— Start Stored records —
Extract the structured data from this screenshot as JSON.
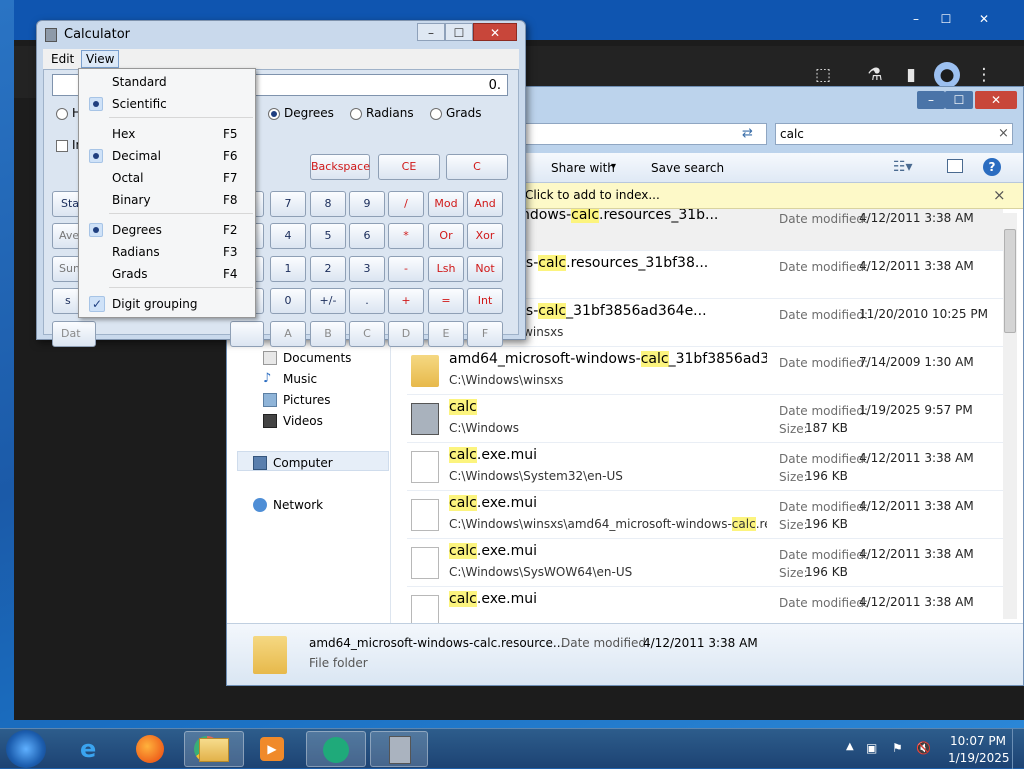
{
  "browser": {
    "title_buttons": [
      "–",
      "☐",
      "✕"
    ]
  },
  "explorer": {
    "title_buttons": [
      "–",
      "☐",
      "✕"
    ],
    "search_value": "calc",
    "search_clear": "×",
    "back_glyph": "⇄",
    "toolbar": {
      "share_with": "Share with",
      "share_arrow": "▾",
      "save_search": "Save search"
    },
    "info_bar": {
      "text": "Click to add to index...",
      "close": "×"
    },
    "nav": [
      {
        "label": "Documents"
      },
      {
        "label": "Music"
      },
      {
        "label": "Pictures"
      },
      {
        "label": "Videos"
      },
      {
        "label": "Computer"
      },
      {
        "label": "Network"
      }
    ],
    "rows": [
      {
        "name_pre": "",
        "name_cut": "icrosoft-windows-",
        "name_hl": "calc",
        "name_post": ".resources_31b...",
        "path_pre": "",
        "path_cut": "winsxs",
        "path_hl": "",
        "path_post": "",
        "label1": "Date modified:",
        "date": "4/12/2011 3:38 AM",
        "label2": "",
        "size": "",
        "icon": "folder"
      },
      {
        "name_pre": "",
        "name_cut": "oft-windows-",
        "name_hl": "calc",
        "name_post": ".resources_31bf38...",
        "path_pre": "",
        "path_cut": "winsxs",
        "path_hl": "",
        "path_post": "",
        "label1": "Date modified:",
        "date": "4/12/2011 3:38 AM",
        "label2": "",
        "size": "",
        "icon": "folder"
      },
      {
        "name_pre": "",
        "name_cut": "oft-windows-",
        "name_hl": "calc",
        "name_post": "_31bf3856ad364e...",
        "path_pre": "C:\\Windows\\winsxs",
        "path_cut": "",
        "path_hl": "",
        "path_post": "",
        "label1": "Date modified:",
        "date": "11/20/2010 10:25 PM",
        "label2": "",
        "size": "",
        "icon": "folder"
      },
      {
        "name_pre": "amd64_microsoft-windows-",
        "name_cut": "",
        "name_hl": "calc",
        "name_post": "_31bf3856ad3...",
        "path_pre": "C:\\Windows\\winsxs",
        "path_cut": "",
        "path_hl": "",
        "path_post": "",
        "label1": "Date modified:",
        "date": "7/14/2009 1:30 AM",
        "label2": "",
        "size": "",
        "icon": "folder"
      },
      {
        "name_pre": "",
        "name_cut": "",
        "name_hl": "calc",
        "name_post": "",
        "path_pre": "C:\\Windows",
        "path_cut": "",
        "path_hl": "",
        "path_post": "",
        "label1": "Date modified:",
        "date": "1/19/2025 9:57 PM",
        "label2": "Size:",
        "size": "187 KB",
        "icon": "calculator"
      },
      {
        "name_pre": "",
        "name_cut": "",
        "name_hl": "calc",
        "name_post": ".exe.mui",
        "path_pre": "C:\\Windows\\System32\\en-US",
        "path_cut": "",
        "path_hl": "",
        "path_post": "",
        "label1": "Date modified:",
        "date": "4/12/2011 3:38 AM",
        "label2": "Size:",
        "size": "196 KB",
        "icon": "document"
      },
      {
        "name_pre": "",
        "name_cut": "",
        "name_hl": "calc",
        "name_post": ".exe.mui",
        "path_pre": "C:\\Windows\\winsxs\\amd64_microsoft-windows-",
        "path_cut": "",
        "path_hl": "calc",
        "path_post": ".reso...",
        "label1": "Date modified:",
        "date": "4/12/2011 3:38 AM",
        "label2": "Size:",
        "size": "196 KB",
        "icon": "document"
      },
      {
        "name_pre": "",
        "name_cut": "",
        "name_hl": "calc",
        "name_post": ".exe.mui",
        "path_pre": "C:\\Windows\\SysWOW64\\en-US",
        "path_cut": "",
        "path_hl": "",
        "path_post": "",
        "label1": "Date modified:",
        "date": "4/12/2011 3:38 AM",
        "label2": "Size:",
        "size": "196 KB",
        "icon": "document"
      },
      {
        "name_pre": "",
        "name_cut": "",
        "name_hl": "calc",
        "name_post": ".exe.mui",
        "path_pre": "",
        "path_cut": "",
        "path_hl": "",
        "path_post": "",
        "label1": "Date modified:",
        "date": "4/12/2011 3:38 AM",
        "label2": "",
        "size": "",
        "icon": "document"
      }
    ],
    "details": {
      "name": "amd64_microsoft-windows-calc.resource...",
      "date_label": "Date modified:",
      "date": "4/12/2011 3:38 AM",
      "type": "File folder"
    }
  },
  "calculator": {
    "title": "Calculator",
    "title_buttons": [
      "–",
      "☐",
      "✕"
    ],
    "menu": {
      "edit": "Edit",
      "view": "View"
    },
    "display": "0.",
    "angle": {
      "degrees": "Degrees",
      "radians": "Radians",
      "grads": "Grads"
    },
    "left_fragments": {
      "h": "H",
      "inv": "In",
      "sta": "Sta",
      "ave": "Ave",
      "sum": "Sum",
      "s": "s",
      "dat": "Dat"
    },
    "edit_keys": [
      "Backspace",
      "CE",
      "C"
    ],
    "keypad": [
      [
        "7",
        "8",
        "9",
        "/",
        "Mod",
        "And"
      ],
      [
        "4",
        "5",
        "6",
        "*",
        "Or",
        "Xor"
      ],
      [
        "1",
        "2",
        "3",
        "-",
        "Lsh",
        "Not"
      ],
      [
        "0",
        "+/-",
        ".",
        "+",
        "=",
        "Int"
      ],
      [
        "A",
        "B",
        "C",
        "D",
        "E",
        "F"
      ]
    ]
  },
  "view_menu": {
    "items": [
      {
        "label": "Standard",
        "key": "",
        "mark": ""
      },
      {
        "label": "Scientific",
        "key": "",
        "mark": "bullet"
      },
      {
        "label": "Hex",
        "key": "F5",
        "mark": ""
      },
      {
        "label": "Decimal",
        "key": "F6",
        "mark": "bullet"
      },
      {
        "label": "Octal",
        "key": "F7",
        "mark": ""
      },
      {
        "label": "Binary",
        "key": "F8",
        "mark": ""
      },
      {
        "label": "Degrees",
        "key": "F2",
        "mark": "bullet"
      },
      {
        "label": "Radians",
        "key": "F3",
        "mark": ""
      },
      {
        "label": "Grads",
        "key": "F4",
        "mark": ""
      },
      {
        "label": "Digit grouping",
        "key": "",
        "mark": "check"
      }
    ]
  },
  "taskbar": {
    "clock_time": "10:07 PM",
    "clock_date": "1/19/2025"
  }
}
— End Stored records —
• Set task:
Quote the records in their entirety, keeping the wording exact and excluding pictures.

• Task result:
Extract the structured data from this screenshot as JSON.
{
  "browser": {
    "title_buttons": [
      "–",
      "☐",
      "✕"
    ]
  },
  "explorer": {
    "title_buttons": [
      "–",
      "☐",
      "✕"
    ],
    "search_value": "calc",
    "search_clear": "×",
    "back_glyph": "⇄",
    "toolbar": {
      "share_with": "Share with",
      "share_arrow": "▾",
      "save_search": "Save search"
    },
    "info_bar": {
      "text": "Click to add to index...",
      "close": "×"
    },
    "nav": [
      {
        "label": "Documents"
      },
      {
        "label": "Music"
      },
      {
        "label": "Pictures"
      },
      {
        "label": "Videos"
      },
      {
        "label": "Computer"
      },
      {
        "label": "Network"
      }
    ],
    "rows": [
      {
        "name_pre": "",
        "name_cut": "icrosoft-windows-",
        "name_hl": "calc",
        "name_post": ".resources_31b...",
        "path_pre": "",
        "path_cut": "winsxs",
        "path_hl": "",
        "path_post": "",
        "label1": "Date modified:",
        "date": "4/12/2011 3:38 AM",
        "label2": "",
        "size": "",
        "icon": "folder"
      },
      {
        "name_pre": "",
        "name_cut": "oft-windows-",
        "name_hl": "calc",
        "name_post": ".resources_31bf38...",
        "path_pre": "",
        "path_cut": "winsxs",
        "path_hl": "",
        "path_post": "",
        "label1": "Date modified:",
        "date": "4/12/2011 3:38 AM",
        "label2": "",
        "size": "",
        "icon": "folder"
      },
      {
        "name_pre": "",
        "name_cut": "oft-windows-",
        "name_hl": "calc",
        "name_post": "_31bf3856ad364e...",
        "path_pre": "C:\\Windows\\winsxs",
        "path_cut": "",
        "path_hl": "",
        "path_post": "",
        "label1": "Date modified:",
        "date": "11/20/2010 10:25 PM",
        "label2": "",
        "size": "",
        "icon": "folder"
      },
      {
        "name_pre": "amd64_microsoft-windows-",
        "name_cut": "",
        "name_hl": "calc",
        "name_post": "_31bf3856ad3...",
        "path_pre": "C:\\Windows\\winsxs",
        "path_cut": "",
        "path_hl": "",
        "path_post": "",
        "label1": "Date modified:",
        "date": "7/14/2009 1:30 AM",
        "label2": "",
        "size": "",
        "icon": "folder"
      },
      {
        "name_pre": "",
        "name_cut": "",
        "name_hl": "calc",
        "name_post": "",
        "path_pre": "C:\\Windows",
        "path_cut": "",
        "path_hl": "",
        "path_post": "",
        "label1": "Date modified:",
        "date": "1/19/2025 9:57 PM",
        "label2": "Size:",
        "size": "187 KB",
        "icon": "calculator"
      },
      {
        "name_pre": "",
        "name_cut": "",
        "name_hl": "calc",
        "name_post": ".exe.mui",
        "path_pre": "C:\\Windows\\System32\\en-US",
        "path_cut": "",
        "path_hl": "",
        "path_post": "",
        "label1": "Date modified:",
        "date": "4/12/2011 3:38 AM",
        "label2": "Size:",
        "size": "196 KB",
        "icon": "document"
      },
      {
        "name_pre": "",
        "name_cut": "",
        "name_hl": "calc",
        "name_post": ".exe.mui",
        "path_pre": "C:\\Windows\\winsxs\\amd64_microsoft-windows-",
        "path_cut": "",
        "path_hl": "calc",
        "path_post": ".reso...",
        "label1": "Date modified:",
        "date": "4/12/2011 3:38 AM",
        "label2": "Size:",
        "size": "196 KB",
        "icon": "document"
      },
      {
        "name_pre": "",
        "name_cut": "",
        "name_hl": "calc",
        "name_post": ".exe.mui",
        "path_pre": "C:\\Windows\\SysWOW64\\en-US",
        "path_cut": "",
        "path_hl": "",
        "path_post": "",
        "label1": "Date modified:",
        "date": "4/12/2011 3:38 AM",
        "label2": "Size:",
        "size": "196 KB",
        "icon": "document"
      },
      {
        "name_pre": "",
        "name_cut": "",
        "name_hl": "calc",
        "name_post": ".exe.mui",
        "path_pre": "",
        "path_cut": "",
        "path_hl": "",
        "path_post": "",
        "label1": "Date modified:",
        "date": "4/12/2011 3:38 AM",
        "label2": "",
        "size": "",
        "icon": "document"
      }
    ],
    "details": {
      "name": "amd64_microsoft-windows-calc.resource...",
      "date_label": "Date modified:",
      "date": "4/12/2011 3:38 AM",
      "type": "File folder"
    }
  },
  "calculator": {
    "title": "Calculator",
    "title_buttons": [
      "–",
      "☐",
      "✕"
    ],
    "menu": {
      "edit": "Edit",
      "view": "View"
    },
    "display": "0.",
    "angle": {
      "degrees": "Degrees",
      "radians": "Radians",
      "grads": "Grads"
    },
    "left_fragments": {
      "h": "H",
      "inv": "In",
      "sta": "Sta",
      "ave": "Ave",
      "sum": "Sum",
      "s": "s",
      "dat": "Dat"
    },
    "edit_keys": [
      "Backspace",
      "CE",
      "C"
    ],
    "keypad": [
      [
        "7",
        "8",
        "9",
        "/",
        "Mod",
        "And"
      ],
      [
        "4",
        "5",
        "6",
        "*",
        "Or",
        "Xor"
      ],
      [
        "1",
        "2",
        "3",
        "-",
        "Lsh",
        "Not"
      ],
      [
        "0",
        "+/-",
        ".",
        "+",
        "=",
        "Int"
      ],
      [
        "A",
        "B",
        "C",
        "D",
        "E",
        "F"
      ]
    ]
  },
  "view_menu": {
    "items": [
      {
        "label": "Standard",
        "key": "",
        "mark": ""
      },
      {
        "label": "Scientific",
        "key": "",
        "mark": "bullet"
      },
      {
        "label": "Hex",
        "key": "F5",
        "mark": ""
      },
      {
        "label": "Decimal",
        "key": "F6",
        "mark": "bullet"
      },
      {
        "label": "Octal",
        "key": "F7",
        "mark": ""
      },
      {
        "label": "Binary",
        "key": "F8",
        "mark": ""
      },
      {
        "label": "Degrees",
        "key": "F2",
        "mark": "bullet"
      },
      {
        "label": "Radians",
        "key": "F3",
        "mark": ""
      },
      {
        "label": "Grads",
        "key": "F4",
        "mark": ""
      },
      {
        "label": "Digit grouping",
        "key": "",
        "mark": "check"
      }
    ]
  },
  "taskbar": {
    "clock_time": "10:07 PM",
    "clock_date": "1/19/2025"
  }
}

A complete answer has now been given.